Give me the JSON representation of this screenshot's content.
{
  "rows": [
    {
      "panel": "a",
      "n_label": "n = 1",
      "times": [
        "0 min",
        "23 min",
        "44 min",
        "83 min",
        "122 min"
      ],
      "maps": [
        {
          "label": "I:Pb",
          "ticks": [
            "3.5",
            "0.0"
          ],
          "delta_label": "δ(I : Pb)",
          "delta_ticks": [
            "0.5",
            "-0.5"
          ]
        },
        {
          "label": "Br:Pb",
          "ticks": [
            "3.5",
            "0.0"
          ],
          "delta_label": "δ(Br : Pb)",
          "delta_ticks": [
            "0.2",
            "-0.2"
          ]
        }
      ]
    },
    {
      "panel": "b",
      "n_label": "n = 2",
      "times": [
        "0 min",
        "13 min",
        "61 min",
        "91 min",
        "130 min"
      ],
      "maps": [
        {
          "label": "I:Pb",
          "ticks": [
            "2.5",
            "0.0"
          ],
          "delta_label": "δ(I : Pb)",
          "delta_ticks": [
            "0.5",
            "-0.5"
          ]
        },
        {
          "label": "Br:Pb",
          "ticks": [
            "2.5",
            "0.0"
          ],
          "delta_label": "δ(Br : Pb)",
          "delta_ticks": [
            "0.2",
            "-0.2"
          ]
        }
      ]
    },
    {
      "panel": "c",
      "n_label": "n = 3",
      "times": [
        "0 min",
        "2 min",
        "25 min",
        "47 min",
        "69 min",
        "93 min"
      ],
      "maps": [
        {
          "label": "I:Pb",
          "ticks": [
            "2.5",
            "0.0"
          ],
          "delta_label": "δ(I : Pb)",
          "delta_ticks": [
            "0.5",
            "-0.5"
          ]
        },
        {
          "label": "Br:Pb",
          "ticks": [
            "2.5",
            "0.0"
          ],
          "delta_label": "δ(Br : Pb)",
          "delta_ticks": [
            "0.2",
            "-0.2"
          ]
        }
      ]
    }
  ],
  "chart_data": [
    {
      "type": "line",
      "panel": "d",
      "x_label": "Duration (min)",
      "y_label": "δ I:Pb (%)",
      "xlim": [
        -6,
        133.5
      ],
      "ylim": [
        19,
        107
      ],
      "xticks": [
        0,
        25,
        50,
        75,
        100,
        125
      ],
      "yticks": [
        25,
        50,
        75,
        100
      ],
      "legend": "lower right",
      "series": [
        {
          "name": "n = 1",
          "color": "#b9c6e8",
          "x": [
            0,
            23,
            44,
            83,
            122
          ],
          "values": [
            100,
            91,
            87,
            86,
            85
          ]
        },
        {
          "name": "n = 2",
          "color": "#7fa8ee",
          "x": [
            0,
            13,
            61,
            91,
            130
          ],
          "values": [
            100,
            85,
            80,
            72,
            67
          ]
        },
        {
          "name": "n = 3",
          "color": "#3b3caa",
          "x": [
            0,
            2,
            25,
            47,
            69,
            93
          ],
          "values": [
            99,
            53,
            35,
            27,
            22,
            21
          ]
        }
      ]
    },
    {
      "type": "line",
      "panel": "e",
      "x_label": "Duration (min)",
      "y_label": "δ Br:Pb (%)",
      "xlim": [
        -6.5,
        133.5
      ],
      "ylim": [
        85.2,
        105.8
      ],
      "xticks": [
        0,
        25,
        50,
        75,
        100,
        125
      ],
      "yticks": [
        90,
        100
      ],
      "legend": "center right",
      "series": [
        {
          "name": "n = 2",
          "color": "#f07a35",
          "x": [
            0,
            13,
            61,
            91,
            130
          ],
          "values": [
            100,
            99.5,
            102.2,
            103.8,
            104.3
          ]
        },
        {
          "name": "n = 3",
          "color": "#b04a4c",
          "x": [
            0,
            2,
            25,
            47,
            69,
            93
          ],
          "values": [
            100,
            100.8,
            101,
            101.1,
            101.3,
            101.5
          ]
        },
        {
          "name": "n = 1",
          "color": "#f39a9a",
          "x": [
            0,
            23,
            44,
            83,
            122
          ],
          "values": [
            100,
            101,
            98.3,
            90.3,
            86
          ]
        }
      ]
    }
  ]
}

◆ Written instruction
Go through the listing and print each line exactly as it appears.

◆ Task response
Give me the JSON representation of this screenshot's content.
{
  "rows": [
    {
      "panel": "a",
      "n_label": "n = 1",
      "times": [
        "0 min",
        "23 min",
        "44 min",
        "83 min",
        "122 min"
      ],
      "maps": [
        {
          "label": "I:Pb",
          "ticks": [
            "3.5",
            "0.0"
          ],
          "delta_label": "δ(I : Pb)",
          "delta_ticks": [
            "0.5",
            "-0.5"
          ]
        },
        {
          "label": "Br:Pb",
          "ticks": [
            "3.5",
            "0.0"
          ],
          "delta_label": "δ(Br : Pb)",
          "delta_ticks": [
            "0.2",
            "-0.2"
          ]
        }
      ]
    },
    {
      "panel": "b",
      "n_label": "n = 2",
      "times": [
        "0 min",
        "13 min",
        "61 min",
        "91 min",
        "130 min"
      ],
      "maps": [
        {
          "label": "I:Pb",
          "ticks": [
            "2.5",
            "0.0"
          ],
          "delta_label": "δ(I : Pb)",
          "delta_ticks": [
            "0.5",
            "-0.5"
          ]
        },
        {
          "label": "Br:Pb",
          "ticks": [
            "2.5",
            "0.0"
          ],
          "delta_label": "δ(Br : Pb)",
          "delta_ticks": [
            "0.2",
            "-0.2"
          ]
        }
      ]
    },
    {
      "panel": "c",
      "n_label": "n = 3",
      "times": [
        "0 min",
        "2 min",
        "25 min",
        "47 min",
        "69 min",
        "93 min"
      ],
      "maps": [
        {
          "label": "I:Pb",
          "ticks": [
            "2.5",
            "0.0"
          ],
          "delta_label": "δ(I : Pb)",
          "delta_ticks": [
            "0.5",
            "-0.5"
          ]
        },
        {
          "label": "Br:Pb",
          "ticks": [
            "2.5",
            "0.0"
          ],
          "delta_label": "δ(Br : Pb)",
          "delta_ticks": [
            "0.2",
            "-0.2"
          ]
        }
      ]
    }
  ],
  "chart_data": [
    {
      "type": "line",
      "panel": "d",
      "x_label": "Duration (min)",
      "y_label": "δ I:Pb (%)",
      "xlim": [
        -6,
        133.5
      ],
      "ylim": [
        19,
        107
      ],
      "xticks": [
        0,
        25,
        50,
        75,
        100,
        125
      ],
      "yticks": [
        25,
        50,
        75,
        100
      ],
      "legend": "lower right",
      "series": [
        {
          "name": "n = 1",
          "color": "#b9c6e8",
          "x": [
            0,
            23,
            44,
            83,
            122
          ],
          "values": [
            100,
            91,
            87,
            86,
            85
          ]
        },
        {
          "name": "n = 2",
          "color": "#7fa8ee",
          "x": [
            0,
            13,
            61,
            91,
            130
          ],
          "values": [
            100,
            85,
            80,
            72,
            67
          ]
        },
        {
          "name": "n = 3",
          "color": "#3b3caa",
          "x": [
            0,
            2,
            25,
            47,
            69,
            93
          ],
          "values": [
            99,
            53,
            35,
            27,
            22,
            21
          ]
        }
      ]
    },
    {
      "type": "line",
      "panel": "e",
      "x_label": "Duration (min)",
      "y_label": "δ Br:Pb (%)",
      "xlim": [
        -6.5,
        133.5
      ],
      "ylim": [
        85.2,
        105.8
      ],
      "xticks": [
        0,
        25,
        50,
        75,
        100,
        125
      ],
      "yticks": [
        90,
        100
      ],
      "legend": "center right",
      "series": [
        {
          "name": "n = 2",
          "color": "#f07a35",
          "x": [
            0,
            13,
            61,
            91,
            130
          ],
          "values": [
            100,
            99.5,
            102.2,
            103.8,
            104.3
          ]
        },
        {
          "name": "n = 3",
          "color": "#b04a4c",
          "x": [
            0,
            2,
            25,
            47,
            69,
            93
          ],
          "values": [
            100,
            100.8,
            101,
            101.1,
            101.3,
            101.5
          ]
        },
        {
          "name": "n = 1",
          "color": "#f39a9a",
          "x": [
            0,
            23,
            44,
            83,
            122
          ],
          "values": [
            100,
            101,
            98.3,
            90.3,
            86
          ]
        }
      ]
    }
  ]
}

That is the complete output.